EXTRACT –
Former Secretary of State Hillary Clinton used her unsecure Blackberry device during her tenure, even though she admittedly knew it was “against the advice” of people with the best knowledge of cybersecurity, according to documents released Thursday.
The legal complaint was in response to the federal agency’s lack of response to its Freedom of Information Act (FOIA) request that sought, during a specific timeframe, “all emails of official State Department business received or sent by former Deputy Chief of Staff Huma Abedin” that weren’t from a “state.gov email address.”
An email sent to Susan Kennedy, likely then-chief of staff of then-California Gov. Arnold Schwarzenegger, reportedly reads: “Against the advice of the security hawks, I still do carry my blackberry but am prohibited from using it in my office, where I spend most of my time when I’m not on a plane or in a ‘no coverage’ country.”
Clinton appears to be insinuating that State Department staff told her not to use a BlackBerry device because it is very susceptible to espionage. Judicial Watch alleges that the email demonstrates that Clinton read, or was at least aware of, an information memo strongly stressing “that any unclassified Blackberry is highly vulnerable in any setting to remotely and covertly monitoring conversations, retrieving email, and exploiting calendars.”

EXCERPTED RECORDS –
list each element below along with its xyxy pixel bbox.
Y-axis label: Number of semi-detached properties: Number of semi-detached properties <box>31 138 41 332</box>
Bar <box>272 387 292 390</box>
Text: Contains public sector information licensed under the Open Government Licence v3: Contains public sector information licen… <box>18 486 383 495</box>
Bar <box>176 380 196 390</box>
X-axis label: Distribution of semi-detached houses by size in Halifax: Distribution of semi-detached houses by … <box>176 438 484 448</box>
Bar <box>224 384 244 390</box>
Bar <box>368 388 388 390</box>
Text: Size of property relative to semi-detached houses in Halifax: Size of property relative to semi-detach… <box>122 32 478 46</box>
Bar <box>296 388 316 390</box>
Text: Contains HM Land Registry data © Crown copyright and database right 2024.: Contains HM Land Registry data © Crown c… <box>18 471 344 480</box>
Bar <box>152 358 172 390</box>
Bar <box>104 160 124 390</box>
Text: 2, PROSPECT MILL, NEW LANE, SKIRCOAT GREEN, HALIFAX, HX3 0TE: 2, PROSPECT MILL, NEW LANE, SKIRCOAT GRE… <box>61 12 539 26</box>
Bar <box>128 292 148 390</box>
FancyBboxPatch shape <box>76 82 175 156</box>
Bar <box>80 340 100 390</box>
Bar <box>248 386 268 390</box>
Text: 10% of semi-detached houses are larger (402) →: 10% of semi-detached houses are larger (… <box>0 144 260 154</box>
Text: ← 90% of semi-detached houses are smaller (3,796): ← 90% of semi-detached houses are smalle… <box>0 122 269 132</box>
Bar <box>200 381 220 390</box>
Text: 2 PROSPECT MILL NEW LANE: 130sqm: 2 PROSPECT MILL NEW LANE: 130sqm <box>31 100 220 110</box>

QUESTIONS ON THE MATERIAL –
(a) In the article on Clinton's BlackBerry use, transcribe the passage that begins at the words "Former Secretary of" and stops after the words "documents released Thursday.".
(b) Decide whether each statement agrees with the article on Clinton's BlackBerry use. Answer yes or no for each, and quote the article's deciding words.
(i) The FOIA request sought emails that came from a state.gov email address.
(ii) In the email to Susan Kennedy, Clinton says she is prohibited from using her BlackBerry in her office.
(iii) The documents were released on Thursday.

TASK-BY-TASK ANSWERS –
(a)
Former Secretary of State Hillary Clinton used her unsecure Blackberry device during her tenure, even though she admittedly knew it was “against the advice” of people with the best knowledge of cybersecurity, according to documents released Thursday.

(b)
(i) No: "that weren’t from a “state.gov email address.”"
(ii) Yes: "but am prohibited from using it in my office"
(iii) Yes: "according to documents released Thursday"